━━ DATA FOR PROCESSING

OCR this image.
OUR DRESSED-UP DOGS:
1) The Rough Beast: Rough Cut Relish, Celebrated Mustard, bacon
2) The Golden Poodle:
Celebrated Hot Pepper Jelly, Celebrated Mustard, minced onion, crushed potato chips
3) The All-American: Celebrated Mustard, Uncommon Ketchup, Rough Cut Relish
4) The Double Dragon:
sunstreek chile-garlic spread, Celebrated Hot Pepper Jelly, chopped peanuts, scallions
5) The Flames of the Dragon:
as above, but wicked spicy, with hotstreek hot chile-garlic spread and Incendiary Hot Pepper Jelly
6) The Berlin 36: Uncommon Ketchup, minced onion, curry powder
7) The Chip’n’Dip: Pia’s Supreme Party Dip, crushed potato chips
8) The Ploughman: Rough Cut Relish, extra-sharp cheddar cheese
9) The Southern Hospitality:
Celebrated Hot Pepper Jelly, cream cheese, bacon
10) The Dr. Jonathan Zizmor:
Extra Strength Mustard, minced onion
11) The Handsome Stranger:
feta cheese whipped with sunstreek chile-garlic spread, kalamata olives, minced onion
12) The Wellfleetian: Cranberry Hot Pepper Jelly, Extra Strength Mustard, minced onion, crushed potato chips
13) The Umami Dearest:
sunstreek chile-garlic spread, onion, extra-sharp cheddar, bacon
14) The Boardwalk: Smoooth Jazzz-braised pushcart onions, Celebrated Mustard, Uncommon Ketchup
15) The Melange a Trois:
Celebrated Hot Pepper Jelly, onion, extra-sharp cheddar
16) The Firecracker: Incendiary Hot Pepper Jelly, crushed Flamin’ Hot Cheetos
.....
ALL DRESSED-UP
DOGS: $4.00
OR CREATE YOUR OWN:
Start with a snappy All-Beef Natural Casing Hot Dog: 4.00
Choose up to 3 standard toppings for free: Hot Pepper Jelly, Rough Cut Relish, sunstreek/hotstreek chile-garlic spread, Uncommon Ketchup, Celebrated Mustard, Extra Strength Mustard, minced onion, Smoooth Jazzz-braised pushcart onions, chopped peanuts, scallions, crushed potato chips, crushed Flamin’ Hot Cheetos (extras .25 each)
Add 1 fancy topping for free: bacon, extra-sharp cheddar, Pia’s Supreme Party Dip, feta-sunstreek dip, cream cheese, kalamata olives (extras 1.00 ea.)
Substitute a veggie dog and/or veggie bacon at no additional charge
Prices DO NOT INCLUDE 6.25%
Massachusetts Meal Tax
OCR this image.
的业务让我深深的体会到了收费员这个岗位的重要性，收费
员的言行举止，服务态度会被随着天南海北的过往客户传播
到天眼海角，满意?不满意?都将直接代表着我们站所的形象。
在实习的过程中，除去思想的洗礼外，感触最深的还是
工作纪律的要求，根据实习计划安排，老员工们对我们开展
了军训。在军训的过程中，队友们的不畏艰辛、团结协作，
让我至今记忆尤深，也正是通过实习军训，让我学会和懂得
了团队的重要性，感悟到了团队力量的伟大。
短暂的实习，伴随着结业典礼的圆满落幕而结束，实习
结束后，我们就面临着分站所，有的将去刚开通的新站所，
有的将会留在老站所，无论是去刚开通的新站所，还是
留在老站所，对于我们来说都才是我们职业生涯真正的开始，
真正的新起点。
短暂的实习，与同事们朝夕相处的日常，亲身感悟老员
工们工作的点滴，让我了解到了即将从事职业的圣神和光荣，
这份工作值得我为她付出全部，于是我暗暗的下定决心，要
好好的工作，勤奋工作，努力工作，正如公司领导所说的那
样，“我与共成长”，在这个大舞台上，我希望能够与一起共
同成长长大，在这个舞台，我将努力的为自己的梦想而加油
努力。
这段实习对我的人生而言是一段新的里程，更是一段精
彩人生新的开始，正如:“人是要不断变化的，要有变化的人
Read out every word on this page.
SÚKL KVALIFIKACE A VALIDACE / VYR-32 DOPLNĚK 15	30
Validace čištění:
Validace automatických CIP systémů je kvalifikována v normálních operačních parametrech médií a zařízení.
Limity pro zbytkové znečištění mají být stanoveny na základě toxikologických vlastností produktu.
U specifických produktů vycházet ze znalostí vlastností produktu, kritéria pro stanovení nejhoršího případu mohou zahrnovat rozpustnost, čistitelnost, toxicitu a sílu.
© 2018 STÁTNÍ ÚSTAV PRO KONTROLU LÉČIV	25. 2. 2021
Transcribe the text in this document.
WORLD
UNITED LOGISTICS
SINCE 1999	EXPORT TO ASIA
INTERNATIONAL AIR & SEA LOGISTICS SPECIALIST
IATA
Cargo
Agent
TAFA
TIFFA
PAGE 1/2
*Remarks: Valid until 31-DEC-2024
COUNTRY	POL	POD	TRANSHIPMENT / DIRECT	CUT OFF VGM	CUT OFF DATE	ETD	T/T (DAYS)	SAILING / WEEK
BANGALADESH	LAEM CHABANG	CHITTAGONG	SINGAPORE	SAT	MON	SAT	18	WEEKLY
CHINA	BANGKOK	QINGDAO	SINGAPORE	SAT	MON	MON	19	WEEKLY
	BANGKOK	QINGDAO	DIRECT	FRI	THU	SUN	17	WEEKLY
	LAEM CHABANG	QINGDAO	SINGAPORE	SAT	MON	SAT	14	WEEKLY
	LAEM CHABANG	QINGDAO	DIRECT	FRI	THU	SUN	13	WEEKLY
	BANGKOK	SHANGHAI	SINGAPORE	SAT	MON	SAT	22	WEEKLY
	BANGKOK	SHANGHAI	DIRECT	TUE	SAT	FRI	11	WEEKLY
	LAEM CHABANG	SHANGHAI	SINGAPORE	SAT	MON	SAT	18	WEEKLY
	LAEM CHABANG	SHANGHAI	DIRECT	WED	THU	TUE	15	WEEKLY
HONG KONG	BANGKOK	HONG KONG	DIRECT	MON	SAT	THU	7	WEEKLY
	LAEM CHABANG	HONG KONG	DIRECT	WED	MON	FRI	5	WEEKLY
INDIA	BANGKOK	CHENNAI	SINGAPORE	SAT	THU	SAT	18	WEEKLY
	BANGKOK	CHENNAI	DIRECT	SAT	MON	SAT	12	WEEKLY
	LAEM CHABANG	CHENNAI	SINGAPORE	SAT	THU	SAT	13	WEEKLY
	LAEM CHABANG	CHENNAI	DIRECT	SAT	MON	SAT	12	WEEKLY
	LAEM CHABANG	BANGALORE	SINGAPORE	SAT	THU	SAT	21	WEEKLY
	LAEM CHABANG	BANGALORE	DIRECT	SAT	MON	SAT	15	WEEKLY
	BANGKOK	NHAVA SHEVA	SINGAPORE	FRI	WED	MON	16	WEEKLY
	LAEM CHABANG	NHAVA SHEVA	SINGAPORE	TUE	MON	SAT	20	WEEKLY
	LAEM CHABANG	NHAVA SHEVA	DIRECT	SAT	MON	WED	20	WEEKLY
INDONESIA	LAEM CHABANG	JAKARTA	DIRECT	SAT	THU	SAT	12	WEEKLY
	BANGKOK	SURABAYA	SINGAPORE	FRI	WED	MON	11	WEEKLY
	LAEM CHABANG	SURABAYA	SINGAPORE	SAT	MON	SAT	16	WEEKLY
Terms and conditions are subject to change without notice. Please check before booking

━━━━

▶ **EXERCISE TASK**:
Exactly reproduce every line of the data above.

▶ **FINAL RESULT**:
OCR this image.
OUR DRESSED-UP DOGS:
1) The Rough Beast: Rough Cut Relish, Celebrated Mustard, bacon
2) The Golden Poodle:
Celebrated Hot Pepper Jelly, Celebrated Mustard, minced onion, crushed potato chips
3) The All-American: Celebrated Mustard, Uncommon Ketchup, Rough Cut Relish
4) The Double Dragon:
sunstreek chile-garlic spread, Celebrated Hot Pepper Jelly, chopped peanuts, scallions
5) The Flames of the Dragon:
as above, but wicked spicy, with hotstreek hot chile-garlic spread and Incendiary Hot Pepper Jelly
6) The Berlin 36: Uncommon Ketchup, minced onion, curry powder
7) The Chip’n’Dip: Pia’s Supreme Party Dip, crushed potato chips
8) The Ploughman: Rough Cut Relish, extra-sharp cheddar cheese
9) The Southern Hospitality:
Celebrated Hot Pepper Jelly, cream cheese, bacon
10) The Dr. Jonathan Zizmor:
Extra Strength Mustard, minced onion
11) The Handsome Stranger:
feta cheese whipped with sunstreek chile-garlic spread, kalamata olives, minced onion
12) The Wellfleetian: Cranberry Hot Pepper Jelly, Extra Strength Mustard, minced onion, crushed potato chips
13) The Umami Dearest:
sunstreek chile-garlic spread, onion, extra-sharp cheddar, bacon
14) The Boardwalk: Smoooth Jazzz-braised pushcart onions, Celebrated Mustard, Uncommon Ketchup
15) The Melange a Trois:
Celebrated Hot Pepper Jelly, onion, extra-sharp cheddar
16) The Firecracker: Incendiary Hot Pepper Jelly, crushed Flamin’ Hot Cheetos
.....
ALL DRESSED-UP
DOGS: $4.00
OR CREATE YOUR OWN:
Start with a snappy All-Beef Natural Casing Hot Dog: 4.00
Choose up to 3 standard toppings for free: Hot Pepper Jelly, Rough Cut Relish, sunstreek/hotstreek chile-garlic spread, Uncommon Ketchup, Celebrated Mustard, Extra Strength Mustard, minced onion, Smoooth Jazzz-braised pushcart onions, chopped peanuts, scallions, crushed potato chips, crushed Flamin’ Hot Cheetos (extras .25 each)
Add 1 fancy topping for free: bacon, extra-sharp cheddar, Pia’s Supreme Party Dip, feta-sunstreek dip, cream cheese, kalamata olives (extras 1.00 ea.)
Substitute a veggie dog and/or veggie bacon at no additional charge
Prices DO NOT INCLUDE 6.25%
Massachusetts Meal Tax
OCR this image.
的业务让我深深的体会到了收费员这个岗位的重要性，收费
员的言行举止，服务态度会被随着天南海北的过往客户传播
到天眼海角，满意?不满意?都将直接代表着我们站所的形象。
在实习的过程中，除去思想的洗礼外，感触最深的还是
工作纪律的要求，根据实习计划安排，老员工们对我们开展
了军训。在军训的过程中，队友们的不畏艰辛、团结协作，
让我至今记忆尤深，也正是通过实习军训，让我学会和懂得
了团队的重要性，感悟到了团队力量的伟大。
短暂的实习，伴随着结业典礼的圆满落幕而结束，实习
结束后，我们就面临着分站所，有的将去刚开通的新站所，
有的将会留在老站所，无论是去刚开通的新站所，还是
留在老站所，对于我们来说都才是我们职业生涯真正的开始，
真正的新起点。
短暂的实习，与同事们朝夕相处的日常，亲身感悟老员
工们工作的点滴，让我了解到了即将从事职业的圣神和光荣，
这份工作值得我为她付出全部，于是我暗暗的下定决心，要
好好的工作，勤奋工作，努力工作，正如公司领导所说的那
样，“我与共成长”，在这个大舞台上，我希望能够与一起共
同成长长大，在这个舞台，我将努力的为自己的梦想而加油
努力。
这段实习对我的人生而言是一段新的里程，更是一段精
彩人生新的开始，正如:“人是要不断变化的，要有变化的人
Read out every word on this page.
SÚKL KVALIFIKACE A VALIDACE / VYR-32 DOPLNĚK 15	30
Validace čištění:
Validace automatických CIP systémů je kvalifikována v normálních operačních parametrech médií a zařízení.
Limity pro zbytkové znečištění mají být stanoveny na základě toxikologických vlastností produktu.
U specifických produktů vycházet ze znalostí vlastností produktu, kritéria pro stanovení nejhoršího případu mohou zahrnovat rozpustnost, čistitelnost, toxicitu a sílu.
© 2018 STÁTNÍ ÚSTAV PRO KONTROLU LÉČIV	25. 2. 2021
Transcribe the text in this document.
WORLD
UNITED LOGISTICS
SINCE 1999	EXPORT TO ASIA
INTERNATIONAL AIR & SEA LOGISTICS SPECIALIST
IATA
Cargo
Agent
TAFA
TIFFA
PAGE 1/2
*Remarks: Valid until 31-DEC-2024
COUNTRY	POL	POD	TRANSHIPMENT / DIRECT	CUT OFF VGM	CUT OFF DATE	ETD	T/T (DAYS)	SAILING / WEEK
BANGALADESH	LAEM CHABANG	CHITTAGONG	SINGAPORE	SAT	MON	SAT	18	WEEKLY
CHINA	BANGKOK	QINGDAO	SINGAPORE	SAT	MON	MON	19	WEEKLY
	BANGKOK	QINGDAO	DIRECT	FRI	THU	SUN	17	WEEKLY
	LAEM CHABANG	QINGDAO	SINGAPORE	SAT	MON	SAT	14	WEEKLY
	LAEM CHABANG	QINGDAO	DIRECT	FRI	THU	SUN	13	WEEKLY
	BANGKOK	SHANGHAI	SINGAPORE	SAT	MON	SAT	22	WEEKLY
	BANGKOK	SHANGHAI	DIRECT	TUE	SAT	FRI	11	WEEKLY
	LAEM CHABANG	SHANGHAI	SINGAPORE	SAT	MON	SAT	18	WEEKLY
	LAEM CHABANG	SHANGHAI	DIRECT	WED	THU	TUE	15	WEEKLY
HONG KONG	BANGKOK	HONG KONG	DIRECT	MON	SAT	THU	7	WEEKLY
	LAEM CHABANG	HONG KONG	DIRECT	WED	MON	FRI	5	WEEKLY
INDIA	BANGKOK	CHENNAI	SINGAPORE	SAT	THU	SAT	18	WEEKLY
	BANGKOK	CHENNAI	DIRECT	SAT	MON	SAT	12	WEEKLY
	LAEM CHABANG	CHENNAI	SINGAPORE	SAT	THU	SAT	13	WEEKLY
	LAEM CHABANG	CHENNAI	DIRECT	SAT	MON	SAT	12	WEEKLY
	LAEM CHABANG	BANGALORE	SINGAPORE	SAT	THU	SAT	21	WEEKLY
	LAEM CHABANG	BANGALORE	DIRECT	SAT	MON	SAT	15	WEEKLY
	BANGKOK	NHAVA SHEVA	SINGAPORE	FRI	WED	MON	16	WEEKLY
	LAEM CHABANG	NHAVA SHEVA	SINGAPORE	TUE	MON	SAT	20	WEEKLY
	LAEM CHABANG	NHAVA SHEVA	DIRECT	SAT	MON	WED	20	WEEKLY
INDONESIA	LAEM CHABANG	JAKARTA	DIRECT	SAT	THU	SAT	12	WEEKLY
	BANGKOK	SURABAYA	SINGAPORE	FRI	WED	MON	11	WEEKLY
	LAEM CHABANG	SURABAYA	SINGAPORE	SAT	MON	SAT	16	WEEKLY
Terms and conditions are subject to change without notice. Please check before booking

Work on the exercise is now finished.